### [Exercise goal]
Output the lines that follow exactly as they are.

═════ Rows ═════

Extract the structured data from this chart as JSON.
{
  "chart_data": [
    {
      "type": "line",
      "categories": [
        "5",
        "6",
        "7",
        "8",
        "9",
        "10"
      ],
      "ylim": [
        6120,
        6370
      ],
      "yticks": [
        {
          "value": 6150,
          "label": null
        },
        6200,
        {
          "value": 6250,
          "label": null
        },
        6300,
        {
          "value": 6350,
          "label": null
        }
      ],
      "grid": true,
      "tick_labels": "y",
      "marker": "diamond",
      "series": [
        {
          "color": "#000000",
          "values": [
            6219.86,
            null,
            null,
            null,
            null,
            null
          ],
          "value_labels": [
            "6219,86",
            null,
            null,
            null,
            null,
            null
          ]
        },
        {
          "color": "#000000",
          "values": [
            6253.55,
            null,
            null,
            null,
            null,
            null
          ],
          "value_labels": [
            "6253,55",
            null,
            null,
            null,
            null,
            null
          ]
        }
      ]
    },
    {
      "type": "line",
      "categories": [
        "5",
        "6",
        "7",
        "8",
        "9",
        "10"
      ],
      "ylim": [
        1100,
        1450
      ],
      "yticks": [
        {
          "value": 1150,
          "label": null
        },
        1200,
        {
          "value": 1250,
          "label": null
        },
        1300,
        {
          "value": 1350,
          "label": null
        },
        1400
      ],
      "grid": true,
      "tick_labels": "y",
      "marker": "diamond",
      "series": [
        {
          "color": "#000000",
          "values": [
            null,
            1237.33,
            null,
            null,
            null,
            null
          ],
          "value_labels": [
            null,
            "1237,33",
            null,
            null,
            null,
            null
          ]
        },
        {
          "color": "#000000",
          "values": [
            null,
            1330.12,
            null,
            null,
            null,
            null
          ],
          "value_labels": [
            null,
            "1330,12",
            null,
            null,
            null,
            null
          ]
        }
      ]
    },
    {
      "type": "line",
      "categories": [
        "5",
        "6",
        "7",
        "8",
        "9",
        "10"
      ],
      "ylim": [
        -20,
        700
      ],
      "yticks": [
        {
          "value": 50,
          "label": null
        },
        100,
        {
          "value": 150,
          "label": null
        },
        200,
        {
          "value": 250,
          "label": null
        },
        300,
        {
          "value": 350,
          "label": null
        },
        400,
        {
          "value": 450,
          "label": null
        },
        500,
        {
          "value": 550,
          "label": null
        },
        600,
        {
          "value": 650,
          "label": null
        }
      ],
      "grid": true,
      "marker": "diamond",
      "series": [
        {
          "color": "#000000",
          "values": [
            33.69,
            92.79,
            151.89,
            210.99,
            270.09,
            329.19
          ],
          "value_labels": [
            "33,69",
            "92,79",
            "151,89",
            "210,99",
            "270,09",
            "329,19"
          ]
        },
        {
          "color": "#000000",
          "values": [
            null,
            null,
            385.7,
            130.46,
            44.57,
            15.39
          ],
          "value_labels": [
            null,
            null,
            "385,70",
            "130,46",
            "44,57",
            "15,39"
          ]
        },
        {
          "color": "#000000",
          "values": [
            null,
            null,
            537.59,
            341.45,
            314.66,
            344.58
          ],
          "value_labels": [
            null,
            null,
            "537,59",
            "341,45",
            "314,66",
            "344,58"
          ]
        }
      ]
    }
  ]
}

═════

### [Output of the task]
Extract the structured data from this chart as JSON.
{
  "chart_data": [
    {
      "type": "line",
      "categories": [
        "5",
        "6",
        "7",
        "8",
        "9",
        "10"
      ],
      "ylim": [
        6120,
        6370
      ],
      "yticks": [
        {
          "value": 6150,
          "label": null
        },
        6200,
        {
          "value": 6250,
          "label": null
        },
        6300,
        {
          "value": 6350,
          "label": null
        }
      ],
      "grid": true,
      "tick_labels": "y",
      "marker": "diamond",
      "series": [
        {
          "color": "#000000",
          "values": [
            6219.86,
            null,
            null,
            null,
            null,
            null
          ],
          "value_labels": [
            "6219,86",
            null,
            null,
            null,
            null,
            null
          ]
        },
        {
          "color": "#000000",
          "values": [
            6253.55,
            null,
            null,
            null,
            null,
            null
          ],
          "value_labels": [
            "6253,55",
            null,
            null,
            null,
            null,
            null
          ]
        }
      ]
    },
    {
      "type": "line",
      "categories": [
        "5",
        "6",
        "7",
        "8",
        "9",
        "10"
      ],
      "ylim": [
        1100,
        1450
      ],
      "yticks": [
        {
          "value": 1150,
          "label": null
        },
        1200,
        {
          "value": 1250,
          "label": null
        },
        1300,
        {
          "value": 1350,
          "label": null
        },
        1400
      ],
      "grid": true,
      "tick_labels": "y",
      "marker": "diamond",
      "series": [
        {
          "color": "#000000",
          "values": [
            null,
            1237.33,
            null,
            null,
            null,
            null
          ],
          "value_labels": [
            null,
            "1237,33",
            null,
            null,
            null,
            null
          ]
        },
        {
          "color": "#000000",
          "values": [
            null,
            1330.12,
            null,
            null,
            null,
            null
          ],
          "value_labels": [
            null,
            "1330,12",
            null,
            null,
            null,
            null
          ]
        }
      ]
    },
    {
      "type": "line",
      "categories": [
        "5",
        "6",
        "7",
        "8",
        "9",
        "10"
      ],
      "ylim": [
        -20,
        700
      ],
      "yticks": [
        {
          "value": 50,
          "label": null
        },
        100,
        {
          "value": 150,
          "label": null
        },
        200,
        {
          "value": 250,
          "label": null
        },
        300,
        {
          "value": 350,
          "label": null
        },
        400,
        {
          "value": 450,
          "label": null
        },
        500,
        {
          "value": 550,
          "label": null
        },
        600,
        {
          "value": 650,
          "label": null
        }
      ],
      "grid": true,
      "marker": "diamond",
      "series": [
        {
          "color": "#000000",
          "values": [
            33.69,
            92.79,
            151.89,
            210.99,
            270.09,
            329.19
          ],
          "value_labels": [
            "33,69",
            "92,79",
            "151,89",
            "210,99",
            "270,09",
            "329,19"
          ]
        },
        {
          "color": "#000000",
          "values": [
            null,
            null,
            385.7,
            130.46,
            44.57,
            15.39
          ],
          "value_labels": [
            null,
            null,
            "385,70",
            "130,46",
            "44,57",
            "15,39"
          ]
        },
        {
          "color": "#000000",
          "values": [
            null,
            null,
            537.59,
            341.45,
            314.66,
            344.58
          ],
          "value_labels": [
            null,
            null,
            "537,59",
            "341,45",
            "314,66",
            "344,58"
          ]
        }
      ]
    }
  ]
}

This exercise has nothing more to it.